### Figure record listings
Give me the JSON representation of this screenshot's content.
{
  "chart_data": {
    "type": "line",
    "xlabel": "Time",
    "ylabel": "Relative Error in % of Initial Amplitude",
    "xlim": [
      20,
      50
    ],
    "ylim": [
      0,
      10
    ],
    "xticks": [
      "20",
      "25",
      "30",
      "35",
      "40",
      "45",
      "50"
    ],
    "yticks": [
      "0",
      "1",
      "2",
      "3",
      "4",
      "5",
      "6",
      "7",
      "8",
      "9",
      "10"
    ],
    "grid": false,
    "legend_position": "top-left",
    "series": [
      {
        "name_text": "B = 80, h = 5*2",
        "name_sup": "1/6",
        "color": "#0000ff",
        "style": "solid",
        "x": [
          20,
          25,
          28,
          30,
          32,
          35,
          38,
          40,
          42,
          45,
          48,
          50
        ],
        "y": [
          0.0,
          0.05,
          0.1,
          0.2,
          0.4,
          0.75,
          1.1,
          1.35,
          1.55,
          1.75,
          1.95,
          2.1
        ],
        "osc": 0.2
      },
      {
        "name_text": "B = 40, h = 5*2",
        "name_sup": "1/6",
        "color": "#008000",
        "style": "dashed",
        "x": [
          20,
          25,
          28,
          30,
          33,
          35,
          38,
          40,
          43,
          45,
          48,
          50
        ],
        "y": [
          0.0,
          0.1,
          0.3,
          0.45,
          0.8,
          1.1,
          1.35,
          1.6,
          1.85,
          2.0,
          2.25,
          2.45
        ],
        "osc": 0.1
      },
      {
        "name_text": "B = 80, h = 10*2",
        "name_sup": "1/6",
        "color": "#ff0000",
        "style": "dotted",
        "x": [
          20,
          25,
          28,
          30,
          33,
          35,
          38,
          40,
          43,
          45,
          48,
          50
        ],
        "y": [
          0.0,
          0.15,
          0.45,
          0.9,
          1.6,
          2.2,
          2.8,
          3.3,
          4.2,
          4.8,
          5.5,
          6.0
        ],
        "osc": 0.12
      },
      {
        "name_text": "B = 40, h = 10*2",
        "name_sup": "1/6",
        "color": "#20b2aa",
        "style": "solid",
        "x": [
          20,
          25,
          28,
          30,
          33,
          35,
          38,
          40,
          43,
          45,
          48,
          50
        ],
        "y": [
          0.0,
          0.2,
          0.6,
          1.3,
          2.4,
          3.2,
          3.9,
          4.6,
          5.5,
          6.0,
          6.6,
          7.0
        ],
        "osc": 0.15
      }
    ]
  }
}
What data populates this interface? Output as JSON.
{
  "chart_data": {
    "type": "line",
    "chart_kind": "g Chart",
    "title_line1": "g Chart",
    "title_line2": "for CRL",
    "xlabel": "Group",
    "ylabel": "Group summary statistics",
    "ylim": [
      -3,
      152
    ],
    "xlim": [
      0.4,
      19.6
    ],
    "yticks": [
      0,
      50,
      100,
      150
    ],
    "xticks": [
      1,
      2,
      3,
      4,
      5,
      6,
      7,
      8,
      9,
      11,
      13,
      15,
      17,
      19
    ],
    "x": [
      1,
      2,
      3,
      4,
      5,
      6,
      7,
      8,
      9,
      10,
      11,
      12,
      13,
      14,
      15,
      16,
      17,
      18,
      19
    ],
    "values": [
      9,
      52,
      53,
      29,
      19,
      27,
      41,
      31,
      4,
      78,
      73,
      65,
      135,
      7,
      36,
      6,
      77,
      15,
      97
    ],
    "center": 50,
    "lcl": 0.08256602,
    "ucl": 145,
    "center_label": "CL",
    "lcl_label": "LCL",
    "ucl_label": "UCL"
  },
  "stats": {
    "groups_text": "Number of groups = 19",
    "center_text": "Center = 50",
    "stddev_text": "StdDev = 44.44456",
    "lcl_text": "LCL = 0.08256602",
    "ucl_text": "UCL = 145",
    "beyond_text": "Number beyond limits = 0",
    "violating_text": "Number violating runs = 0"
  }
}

### Do this
Identify every line where the string "color" appears.

### Task answer
        "color": "#0000ff",
        "color": "#008000",
        "color": "#ff0000",
        "color": "#20b2aa",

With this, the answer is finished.